## Stated task
Write out each line of the material again, word for word.

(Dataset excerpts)
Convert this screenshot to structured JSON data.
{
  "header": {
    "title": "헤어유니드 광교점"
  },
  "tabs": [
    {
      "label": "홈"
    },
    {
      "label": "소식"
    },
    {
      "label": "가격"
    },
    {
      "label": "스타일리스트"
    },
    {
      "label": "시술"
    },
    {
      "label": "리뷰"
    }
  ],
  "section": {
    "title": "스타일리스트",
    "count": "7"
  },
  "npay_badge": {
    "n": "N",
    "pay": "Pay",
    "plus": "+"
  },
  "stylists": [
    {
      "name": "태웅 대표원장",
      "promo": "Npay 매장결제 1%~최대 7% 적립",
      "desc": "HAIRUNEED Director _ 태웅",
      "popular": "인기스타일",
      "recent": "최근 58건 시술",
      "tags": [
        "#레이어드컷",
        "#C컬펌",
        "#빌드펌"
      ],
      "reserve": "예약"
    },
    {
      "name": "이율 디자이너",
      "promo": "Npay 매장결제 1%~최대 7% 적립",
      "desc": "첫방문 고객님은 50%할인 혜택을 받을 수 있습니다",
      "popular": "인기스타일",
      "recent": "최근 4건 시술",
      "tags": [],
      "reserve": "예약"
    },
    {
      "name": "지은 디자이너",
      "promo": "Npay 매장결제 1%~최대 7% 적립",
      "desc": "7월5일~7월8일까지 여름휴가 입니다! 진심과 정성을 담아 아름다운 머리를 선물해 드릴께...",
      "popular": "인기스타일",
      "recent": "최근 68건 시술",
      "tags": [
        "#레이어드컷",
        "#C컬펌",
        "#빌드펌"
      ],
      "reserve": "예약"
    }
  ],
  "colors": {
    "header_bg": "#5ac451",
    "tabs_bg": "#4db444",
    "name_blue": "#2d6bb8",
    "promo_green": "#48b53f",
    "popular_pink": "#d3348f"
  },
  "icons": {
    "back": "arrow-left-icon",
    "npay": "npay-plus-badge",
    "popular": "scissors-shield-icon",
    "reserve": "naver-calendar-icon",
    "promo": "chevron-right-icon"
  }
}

## Complete answer
Convert this screenshot to structured JSON data.
{
  "header": {
    "title": "헤어유니드 광교점"
  },
  "tabs": [
    {
      "label": "홈"
    },
    {
      "label": "소식"
    },
    {
      "label": "가격"
    },
    {
      "label": "스타일리스트"
    },
    {
      "label": "시술"
    },
    {
      "label": "리뷰"
    }
  ],
  "section": {
    "title": "스타일리스트",
    "count": "7"
  },
  "npay_badge": {
    "n": "N",
    "pay": "Pay",
    "plus": "+"
  },
  "stylists": [
    {
      "name": "태웅 대표원장",
      "promo": "Npay 매장결제 1%~최대 7% 적립",
      "desc": "HAIRUNEED Director _ 태웅",
      "popular": "인기스타일",
      "recent": "최근 58건 시술",
      "tags": [
        "#레이어드컷",
        "#C컬펌",
        "#빌드펌"
      ],
      "reserve": "예약"
    },
    {
      "name": "이율 디자이너",
      "promo": "Npay 매장결제 1%~최대 7% 적립",
      "desc": "첫방문 고객님은 50%할인 혜택을 받을 수 있습니다",
      "popular": "인기스타일",
      "recent": "최근 4건 시술",
      "tags": [],
      "reserve": "예약"
    },
    {
      "name": "지은 디자이너",
      "promo": "Npay 매장결제 1%~최대 7% 적립",
      "desc": "7월5일~7월8일까지 여름휴가 입니다! 진심과 정성을 담아 아름다운 머리를 선물해 드릴께...",
      "popular": "인기스타일",
      "recent": "최근 68건 시술",
      "tags": [
        "#레이어드컷",
        "#C컬펌",
        "#빌드펌"
      ],
      "reserve": "예약"
    }
  ],
  "colors": {
    "header_bg": "#5ac451",
    "tabs_bg": "#4db444",
    "name_blue": "#2d6bb8",
    "promo_green": "#48b53f",
    "popular_pink": "#d3348f"
  },
  "icons": {
    "back": "arrow-left-icon",
    "npay": "npay-plus-badge",
    "popular": "scissors-shield-icon",
    "reserve": "naver-calendar-icon",
    "promo": "chevron-right-icon"
  }
}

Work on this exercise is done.